══ TASK DATA

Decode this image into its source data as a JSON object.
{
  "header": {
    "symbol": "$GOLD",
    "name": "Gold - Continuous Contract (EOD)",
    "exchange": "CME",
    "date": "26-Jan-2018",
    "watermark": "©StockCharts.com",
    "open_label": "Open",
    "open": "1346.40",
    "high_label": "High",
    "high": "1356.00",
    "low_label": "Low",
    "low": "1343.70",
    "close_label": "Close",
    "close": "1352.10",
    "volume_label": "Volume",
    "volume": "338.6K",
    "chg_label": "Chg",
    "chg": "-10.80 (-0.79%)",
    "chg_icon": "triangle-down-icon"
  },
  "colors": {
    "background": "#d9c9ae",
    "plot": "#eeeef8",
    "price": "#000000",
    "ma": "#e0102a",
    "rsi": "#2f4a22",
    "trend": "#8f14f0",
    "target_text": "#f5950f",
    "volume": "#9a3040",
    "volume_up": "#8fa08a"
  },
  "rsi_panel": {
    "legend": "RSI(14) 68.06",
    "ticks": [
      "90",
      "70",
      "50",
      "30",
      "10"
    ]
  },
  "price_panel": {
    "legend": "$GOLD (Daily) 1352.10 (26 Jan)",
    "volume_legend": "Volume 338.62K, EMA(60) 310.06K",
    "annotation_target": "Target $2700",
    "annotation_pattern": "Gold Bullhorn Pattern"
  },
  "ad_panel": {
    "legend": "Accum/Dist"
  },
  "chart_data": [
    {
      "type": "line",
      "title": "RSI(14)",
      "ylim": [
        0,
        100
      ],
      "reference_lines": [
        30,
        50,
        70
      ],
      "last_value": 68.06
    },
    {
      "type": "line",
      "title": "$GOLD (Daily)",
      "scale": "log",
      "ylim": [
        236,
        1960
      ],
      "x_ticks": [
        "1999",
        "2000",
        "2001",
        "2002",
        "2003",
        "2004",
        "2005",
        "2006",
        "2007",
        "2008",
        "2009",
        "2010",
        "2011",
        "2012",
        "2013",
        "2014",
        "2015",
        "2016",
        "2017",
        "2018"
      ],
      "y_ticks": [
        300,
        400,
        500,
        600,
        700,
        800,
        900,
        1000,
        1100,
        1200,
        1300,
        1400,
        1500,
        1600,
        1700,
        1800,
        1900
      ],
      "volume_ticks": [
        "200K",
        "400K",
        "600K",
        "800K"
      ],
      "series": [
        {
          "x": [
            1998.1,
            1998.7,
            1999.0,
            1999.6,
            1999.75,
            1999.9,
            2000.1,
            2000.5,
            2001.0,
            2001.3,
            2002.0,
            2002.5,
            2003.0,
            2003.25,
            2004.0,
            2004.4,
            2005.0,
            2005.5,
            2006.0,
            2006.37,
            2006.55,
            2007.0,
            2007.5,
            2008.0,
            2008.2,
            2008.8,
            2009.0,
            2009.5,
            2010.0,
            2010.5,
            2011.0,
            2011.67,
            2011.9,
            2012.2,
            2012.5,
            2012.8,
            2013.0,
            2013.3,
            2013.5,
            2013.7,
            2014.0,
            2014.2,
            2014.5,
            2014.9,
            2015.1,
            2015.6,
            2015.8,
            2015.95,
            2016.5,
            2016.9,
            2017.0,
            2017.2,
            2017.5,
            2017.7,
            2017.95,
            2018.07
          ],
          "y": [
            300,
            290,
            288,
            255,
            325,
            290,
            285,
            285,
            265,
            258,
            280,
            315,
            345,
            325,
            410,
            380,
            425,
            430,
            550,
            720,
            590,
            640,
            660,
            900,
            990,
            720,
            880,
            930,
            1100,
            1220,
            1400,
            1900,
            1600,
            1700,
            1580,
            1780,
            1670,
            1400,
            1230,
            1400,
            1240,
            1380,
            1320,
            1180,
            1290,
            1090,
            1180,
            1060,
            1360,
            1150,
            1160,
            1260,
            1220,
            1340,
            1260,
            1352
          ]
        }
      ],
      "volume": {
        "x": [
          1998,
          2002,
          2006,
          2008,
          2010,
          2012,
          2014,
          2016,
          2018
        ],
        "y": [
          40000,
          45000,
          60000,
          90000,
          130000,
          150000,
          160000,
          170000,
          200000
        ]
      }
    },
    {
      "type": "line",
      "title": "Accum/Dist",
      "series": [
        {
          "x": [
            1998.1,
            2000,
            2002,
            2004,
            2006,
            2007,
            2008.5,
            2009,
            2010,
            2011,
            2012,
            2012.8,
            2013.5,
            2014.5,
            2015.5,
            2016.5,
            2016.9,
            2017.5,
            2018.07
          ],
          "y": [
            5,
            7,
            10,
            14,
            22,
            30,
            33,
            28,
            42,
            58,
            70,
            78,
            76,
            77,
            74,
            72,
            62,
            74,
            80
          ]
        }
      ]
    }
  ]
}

════

INSTRUCTION ▸ Above are the records; retype them all without a single difference.

FULL ANSWER ▸
Decode this image into its source data as a JSON object.
{
  "header": {
    "symbol": "$GOLD",
    "name": "Gold - Continuous Contract (EOD)",
    "exchange": "CME",
    "date": "26-Jan-2018",
    "watermark": "©StockCharts.com",
    "open_label": "Open",
    "open": "1346.40",
    "high_label": "High",
    "high": "1356.00",
    "low_label": "Low",
    "low": "1343.70",
    "close_label": "Close",
    "close": "1352.10",
    "volume_label": "Volume",
    "volume": "338.6K",
    "chg_label": "Chg",
    "chg": "-10.80 (-0.79%)",
    "chg_icon": "triangle-down-icon"
  },
  "colors": {
    "background": "#d9c9ae",
    "plot": "#eeeef8",
    "price": "#000000",
    "ma": "#e0102a",
    "rsi": "#2f4a22",
    "trend": "#8f14f0",
    "target_text": "#f5950f",
    "volume": "#9a3040",
    "volume_up": "#8fa08a"
  },
  "rsi_panel": {
    "legend": "RSI(14) 68.06",
    "ticks": [
      "90",
      "70",
      "50",
      "30",
      "10"
    ]
  },
  "price_panel": {
    "legend": "$GOLD (Daily) 1352.10 (26 Jan)",
    "volume_legend": "Volume 338.62K, EMA(60) 310.06K",
    "annotation_target": "Target $2700",
    "annotation_pattern": "Gold Bullhorn Pattern"
  },
  "ad_panel": {
    "legend": "Accum/Dist"
  },
  "chart_data": [
    {
      "type": "line",
      "title": "RSI(14)",
      "ylim": [
        0,
        100
      ],
      "reference_lines": [
        30,
        50,
        70
      ],
      "last_value": 68.06
    },
    {
      "type": "line",
      "title": "$GOLD (Daily)",
      "scale": "log",
      "ylim": [
        236,
        1960
      ],
      "x_ticks": [
        "1999",
        "2000",
        "2001",
        "2002",
        "2003",
        "2004",
        "2005",
        "2006",
        "2007",
        "2008",
        "2009",
        "2010",
        "2011",
        "2012",
        "2013",
        "2014",
        "2015",
        "2016",
        "2017",
        "2018"
      ],
      "y_ticks": [
        300,
        400,
        500,
        600,
        700,
        800,
        900,
        1000,
        1100,
        1200,
        1300,
        1400,
        1500,
        1600,
        1700,
        1800,
        1900
      ],
      "volume_ticks": [
        "200K",
        "400K",
        "600K",
        "800K"
      ],
      "series": [
        {
          "x": [
            1998.1,
            1998.7,
            1999.0,
            1999.6,
            1999.75,
            1999.9,
            2000.1,
            2000.5,
            2001.0,
            2001.3,
            2002.0,
            2002.5,
            2003.0,
            2003.25,
            2004.0,
            2004.4,
            2005.0,
            2005.5,
            2006.0,
            2006.37,
            2006.55,
            2007.0,
            2007.5,
            2008.0,
            2008.2,
            2008.8,
            2009.0,
            2009.5,
            2010.0,
            2010.5,
            2011.0,
            2011.67,
            2011.9,
            2012.2,
            2012.5,
            2012.8,
            2013.0,
            2013.3,
            2013.5,
            2013.7,
            2014.0,
            2014.2,
            2014.5,
            2014.9,
            2015.1,
            2015.6,
            2015.8,
            2015.95,
            2016.5,
            2016.9,
            2017.0,
            2017.2,
            2017.5,
            2017.7,
            2017.95,
            2018.07
          ],
          "y": [
            300,
            290,
            288,
            255,
            325,
            290,
            285,
            285,
            265,
            258,
            280,
            315,
            345,
            325,
            410,
            380,
            425,
            430,
            550,
            720,
            590,
            640,
            660,
            900,
            990,
            720,
            880,
            930,
            1100,
            1220,
            1400,
            1900,
            1600,
            1700,
            1580,
            1780,
            1670,
            1400,
            1230,
            1400,
            1240,
            1380,
            1320,
            1180,
            1290,
            1090,
            1180,
            1060,
            1360,
            1150,
            1160,
            1260,
            1220,
            1340,
            1260,
            1352
          ]
        }
      ],
      "volume": {
        "x": [
          1998,
          2002,
          2006,
          2008,
          2010,
          2012,
          2014,
          2016,
          2018
        ],
        "y": [
          40000,
          45000,
          60000,
          90000,
          130000,
          150000,
          160000,
          170000,
          200000
        ]
      }
    },
    {
      "type": "line",
      "title": "Accum/Dist",
      "series": [
        {
          "x": [
            1998.1,
            2000,
            2002,
            2004,
            2006,
            2007,
            2008.5,
            2009,
            2010,
            2011,
            2012,
            2012.8,
            2013.5,
            2014.5,
            2015.5,
            2016.5,
            2016.9,
            2017.5,
            2018.07
          ],
          "y": [
            5,
            7,
            10,
            14,
            22,
            30,
            33,
            28,
            42,
            58,
            70,
            78,
            76,
            77,
            74,
            72,
            62,
            74,
            80
          ]
        }
      ]
    }
  ]
}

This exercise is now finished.